> **Written request**
Arrange the rows as a Markdown table with the columns "No." and "Entry", starting with the row that contains "- battery-icon: [580, 9, 629, 31]" and continuing through the row that contains "Where is each". Number each row and omit any blank lines.

-------------------------

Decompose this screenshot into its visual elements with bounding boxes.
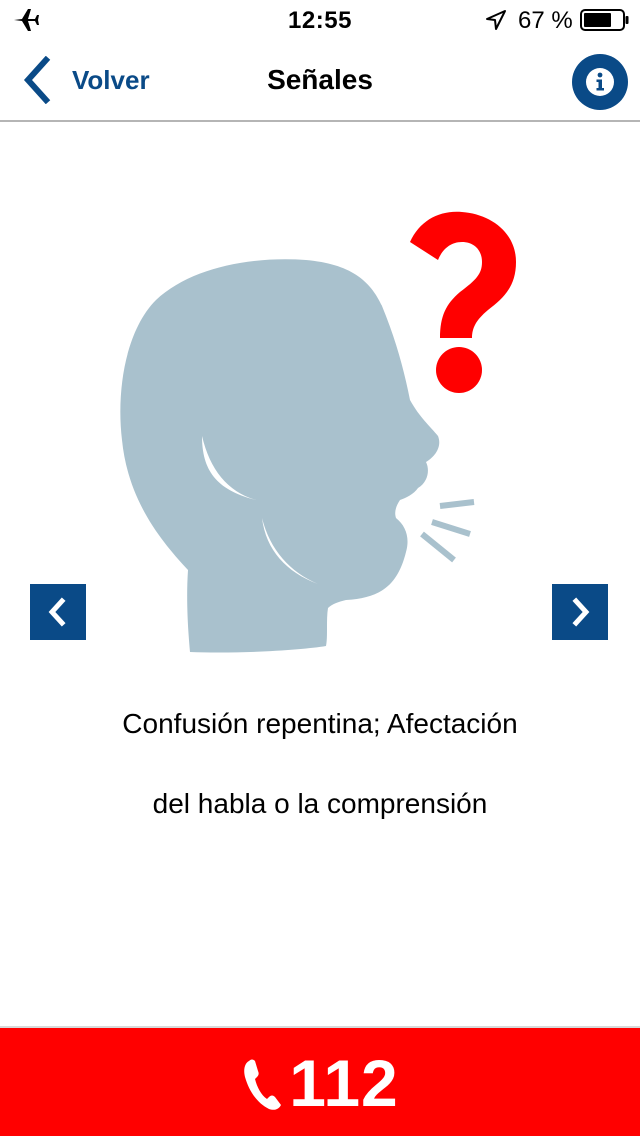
- battery-icon: [580, 9, 629, 31]
- chevron-left-icon: [48, 597, 66, 627]
- info-icon: [586, 68, 614, 96]
- phone-icon: [244, 1059, 282, 1110]
- emergency-number: 112: [289, 1046, 399, 1120]
- question-mark-icon: [410, 211, 516, 393]
- battery-percent: 67 %: [518, 7, 573, 34]
- screen: 12:55 67 % Volver Señales Confusión repe…: [0, 0, 640, 1136]
- previous-slide-button[interactable]: [30, 584, 86, 640]
- navigation-bar: Volver Señales: [0, 40, 640, 122]
- status-bar: 12:55 67 %: [0, 0, 640, 40]
- next-slide-button[interactable]: [552, 584, 608, 640]
- chevron-right-icon: [572, 597, 590, 627]
- page-title: Señales: [267, 64, 373, 95]
- emergency-call-button[interactable]: 112: [0, 1026, 640, 1136]
- location-icon: [486, 10, 506, 30]
- sign-description-line-1: Confusión repentina; Afectación: [122, 708, 518, 739]
- head-silhouette: [120, 259, 440, 653]
- info-button[interactable]: [572, 54, 628, 110]
- sign-description: Confusión repentina; Afectación del habl…: [40, 700, 600, 860]
- confused-speaking-head-icon: [120, 211, 516, 653]
- sign-description-line-2: del habla o la comprensión: [152, 788, 488, 819]
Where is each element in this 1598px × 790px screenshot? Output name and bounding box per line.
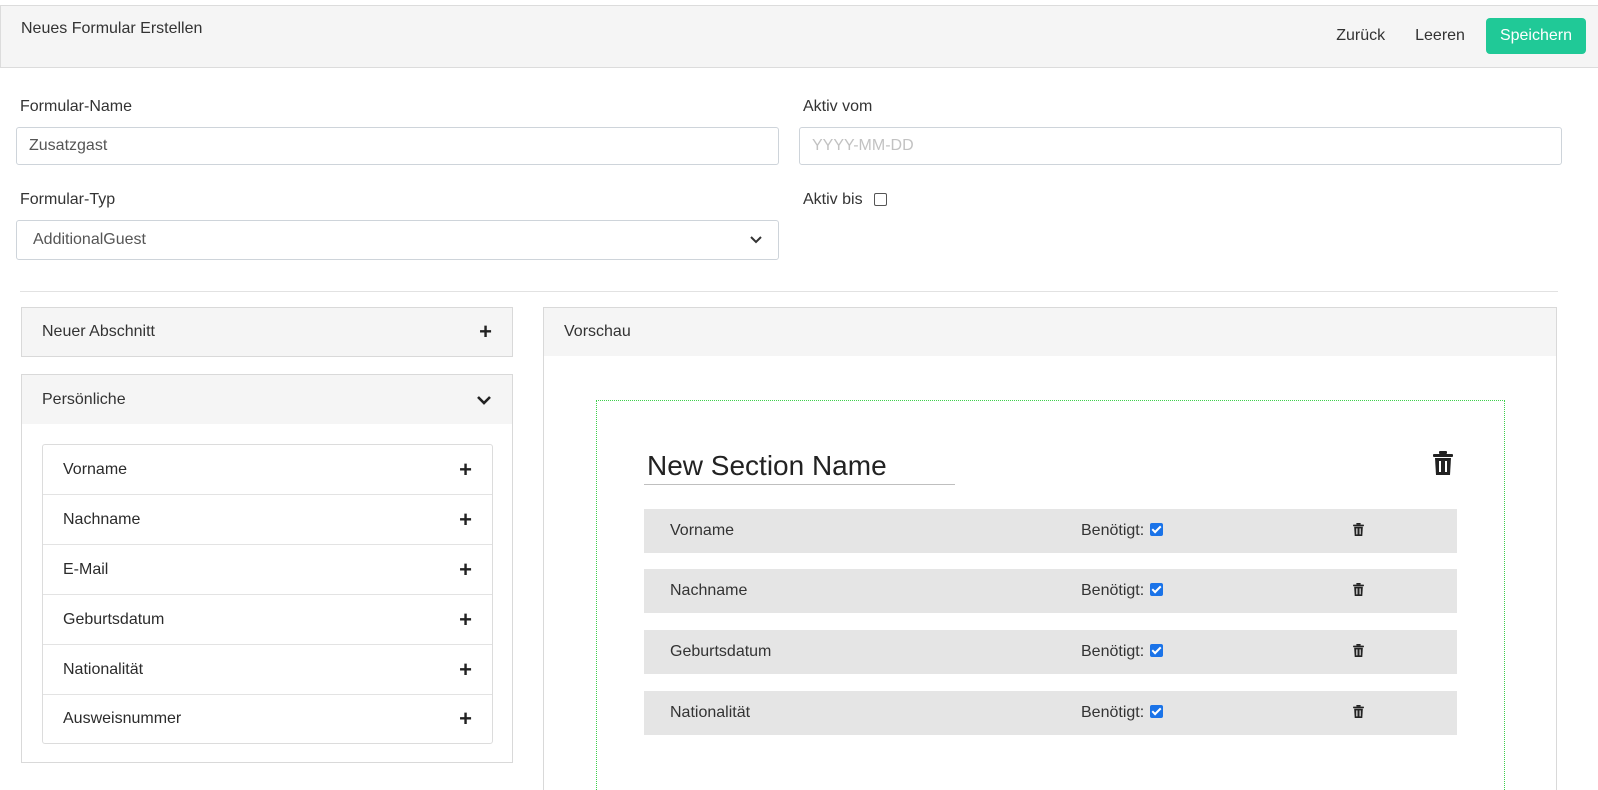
field-item-label: Nachname [63,510,141,528]
table-row: Geburtsdatum Benötigt: [644,630,1457,674]
required-checkbox[interactable] [1150,583,1164,596]
personal-group-body: Vorname + Nachname + E-Mail + Geburtsdat… [21,424,513,763]
chevron-down-icon [750,236,762,244]
list-item[interactable]: Vorname + [43,445,492,495]
required-checkbox[interactable] [1150,523,1164,536]
chevron-down-icon[interactable] [476,395,492,405]
row-label: Geburtsdatum [670,643,772,660]
trash-icon[interactable] [1353,644,1364,657]
required-group: Benötigt: [1081,582,1164,600]
plus-icon[interactable]: + [459,708,472,730]
plus-icon[interactable]: + [459,608,472,631]
form-type-label: Formular-Typ [20,191,116,208]
table-row: Vorname Benötigt: [644,509,1457,553]
plus-icon[interactable]: + [459,558,472,581]
list-item[interactable]: Geburtsdatum + [43,595,492,645]
list-item[interactable]: Nationalität + [43,645,492,695]
field-item-label: Geburtsdatum [63,610,165,628]
required-checkbox[interactable] [1150,705,1164,718]
form-type-select[interactable]: AdditionalGuest [16,220,779,260]
field-list: Vorname + Nachname + E-Mail + Geburtsdat… [42,444,493,744]
required-label: Benötigt: [1081,643,1145,660]
preview-section: New Section Name Vorname Benötigt: Nachn… [596,400,1505,790]
list-item[interactable]: E-Mail + [43,545,492,595]
trash-icon[interactable] [1433,451,1453,475]
table-row: Nationalität Benötigt: [644,691,1457,735]
divider [20,291,1558,292]
active-from-label: Aktiv vom [803,98,873,115]
active-until-group: Aktiv bis [803,191,888,209]
preview-title: Vorschau [564,323,631,340]
plus-icon[interactable]: + [459,658,472,681]
row-label: Vorname [670,522,735,539]
plus-icon[interactable]: + [459,458,472,481]
required-group: Benötigt: [1081,704,1164,722]
header-actions: Zurück Leeren Speichern [1321,18,1586,54]
trash-icon[interactable] [1353,583,1364,596]
page-header: Neues Formular Erstellen Zurück Leeren S… [0,5,1598,68]
preview-header: Vorschau [543,307,1557,357]
page-title: Neues Formular Erstellen [21,20,203,37]
personal-group-label: Persönliche [42,390,126,408]
row-label: Nachname [670,582,748,599]
form-name-input[interactable] [16,127,779,165]
active-until-checkbox[interactable] [874,193,888,207]
required-label: Benötigt: [1081,582,1145,599]
active-until-label: Aktiv bis [803,191,863,208]
preview-body: New Section Name Vorname Benötigt: Nachn… [543,356,1557,790]
back-button[interactable]: Zurück [1321,18,1400,54]
required-checkbox[interactable] [1150,644,1164,657]
row-label: Nationalität [670,704,751,721]
plus-icon[interactable]: + [459,508,472,531]
field-item-label: Vorname [63,460,128,478]
field-item-label: E-Mail [63,560,109,578]
form-type-value: AdditionalGuest [33,231,146,248]
trash-icon[interactable] [1353,705,1364,718]
trash-icon[interactable] [1353,523,1364,536]
personal-group-header[interactable]: Persönliche [21,374,513,425]
new-section-label: Neuer Abschnitt [42,323,155,340]
section-name-input[interactable]: New Section Name [644,447,955,485]
save-button[interactable]: Speichern [1485,18,1586,54]
new-section-card[interactable]: Neuer Abschnitt + [21,307,513,357]
required-label: Benötigt: [1081,522,1145,539]
field-item-label: Nationalität [63,660,144,678]
list-item[interactable]: Nachname + [43,495,492,545]
list-item[interactable]: Ausweisnummer + [43,695,492,743]
field-item-label: Ausweisnummer [63,710,182,727]
form-builder-page: Neues Formular Erstellen Zurück Leeren S… [0,0,1598,790]
form-name-label: Formular-Name [20,98,133,115]
clear-button[interactable]: Leeren [1400,18,1480,54]
required-group: Benötigt: [1081,522,1164,540]
table-row: Nachname Benötigt: [644,569,1457,613]
plus-icon[interactable]: + [479,321,492,343]
required-group: Benötigt: [1081,643,1164,661]
required-label: Benötigt: [1081,704,1145,721]
active-from-input[interactable] [799,127,1562,165]
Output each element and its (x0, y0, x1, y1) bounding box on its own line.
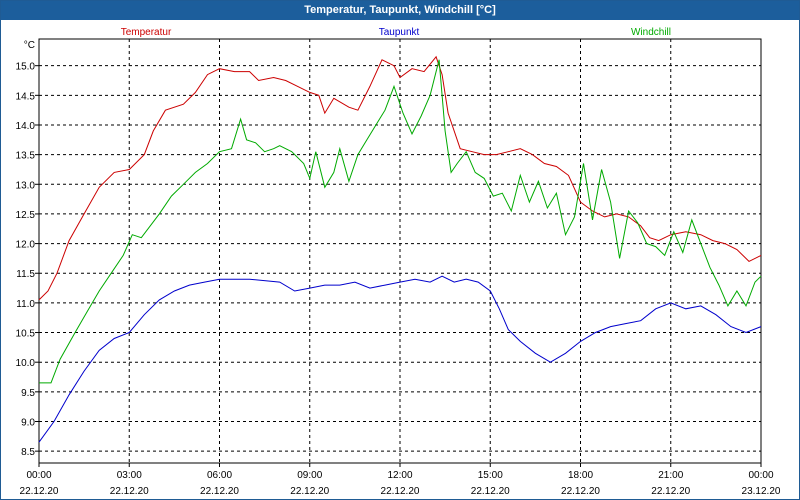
x-tick-time-label: 21:00 (658, 470, 683, 481)
y-tick-label: 12.0 (16, 240, 36, 251)
x-tick-date-label: 22.12.20 (381, 486, 420, 497)
x-tick-time-label: 06:00 (207, 470, 232, 481)
x-tick-date-label: 22.12.20 (110, 486, 149, 497)
y-tick-label: 14.0 (16, 121, 36, 132)
x-tick-date-label: 22.12.20 (290, 486, 329, 497)
y-axis-label: °C (24, 40, 35, 51)
y-tick-label: 14.5 (16, 91, 36, 102)
x-tick-time-label: 12:00 (387, 470, 412, 481)
legend: Temperatur Taupunkt Windchill (121, 27, 671, 38)
x-tick-date-label: 22.12.20 (471, 486, 510, 497)
x-tick-date-label: 22.12.20 (651, 486, 690, 497)
y-tick-label: 13.5 (16, 151, 36, 162)
y-tick-label: 9.0 (21, 417, 35, 428)
x-tick-time-label: 00:00 (26, 470, 51, 481)
y-tick-label: 9.5 (21, 388, 35, 399)
x-tick-time-label: 09:00 (297, 470, 322, 481)
x-tick-time-label: 00:00 (748, 470, 773, 481)
x-tick-time-label: 15:00 (478, 470, 503, 481)
y-tick-label: 11.0 (16, 299, 35, 310)
y-tick-label: 15.0 (16, 62, 36, 73)
x-tick-date-label: 22.12.20 (561, 486, 600, 497)
x-axis: 00:00 22.12.20 03:00 22.12.20 06:00 22.12.20 0… (20, 463, 781, 497)
y-tick-label: 11.5 (16, 269, 35, 280)
y-tick-label: 8.5 (21, 447, 35, 458)
y-axis: 8.5 9.0 9.5 10.0 10.5 11.0 11.5 12.0 12.5 13.0 13.… (16, 40, 39, 458)
x-tick-time-label: 03:00 (117, 470, 142, 481)
legend-item-windchill: Windchill (631, 27, 671, 38)
x-tick-time-label: 18:00 (568, 470, 593, 481)
chart-window: Temperatur, Taupunkt, Windchill [°C] 8.5… (0, 0, 800, 500)
x-tick-date-label: 22.12.20 (20, 486, 59, 497)
y-tick-label: 10.5 (16, 329, 36, 340)
x-tick-date-label: 23.12.20 (742, 486, 781, 497)
legend-item-taupunkt: Taupunkt (379, 27, 420, 38)
legend-item-temperatur: Temperatur (121, 27, 172, 38)
x-tick-date-label: 22.12.20 (200, 486, 239, 497)
line-chart: 8.5 9.0 9.5 10.0 10.5 11.0 11.5 12.0 12.5 13.0 13.… (16, 27, 781, 497)
y-tick-label: 12.5 (16, 210, 36, 221)
y-tick-label: 13.0 (16, 180, 36, 191)
y-tick-label: 10.0 (16, 358, 36, 369)
chart-title: Temperatur, Taupunkt, Windchill [°C] (1, 1, 799, 20)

-------------------------

> **Finished task**
| No. | Entry |
|---|---|
| 1 | - battery-icon: [580, 9, 629, 31] |
| 2 | - chevron-left-icon: [48, 597, 66, 627] |
| 3 | - info-icon: [586, 68, 614, 96] |
| 4 | - phone-icon: [244, 1059, 282, 1110] |
| 5 | - emergency-number: 112: [289, 1046, 399, 1120] |
| 6 | - question-mark-icon: [410, 211, 516, 393] |
| 7 | - battery-percent: 67 %: [518, 7, 573, 34] |
| 8 | - screen: 12:55 67 % Volver Señales Confusión repe…: [0, 0, 640, 1136] |
| 9 | - previous-slide-button[interactable]: [30, 584, 86, 640] |
| 10 | - navigation-bar: Volver Señales: [0, 40, 640, 122] |
| 11 | - status-bar: 12:55 67 %: [0, 0, 640, 40] |
| 12 | - next-slide-button[interactable]: [552, 584, 608, 640] |
| 13 | - chevron-right-icon: [572, 597, 590, 627] |
| 14 | - page-title: Señales: [267, 64, 373, 95] |
| 15 | - emergency-call-button[interactable]: 112: [0, 1026, 640, 1136] |
| 16 | - location-icon: [486, 10, 506, 30] |
| 17 | - sign-description-line-1: Confusión repentina; Afectación: [122, 708, 518, 739] |
| 18 | - head-silhouette: [120, 259, 440, 653] |
| 19 | - info-button[interactable]: [572, 54, 628, 110] |
| 20 | - sign-description: Confusión repentina; Afectación del habl…: [40, 700, 600, 860] |
| 21 | - confused-speaking-head-icon: [120, 211, 516, 653] |
| 22 | - sign-description-line-2: del habla o la comprensión: [152, 788, 488, 819] |
| 23 | Where is each element in this 1598px × 790px screenshot? Output name and bounding box per line. |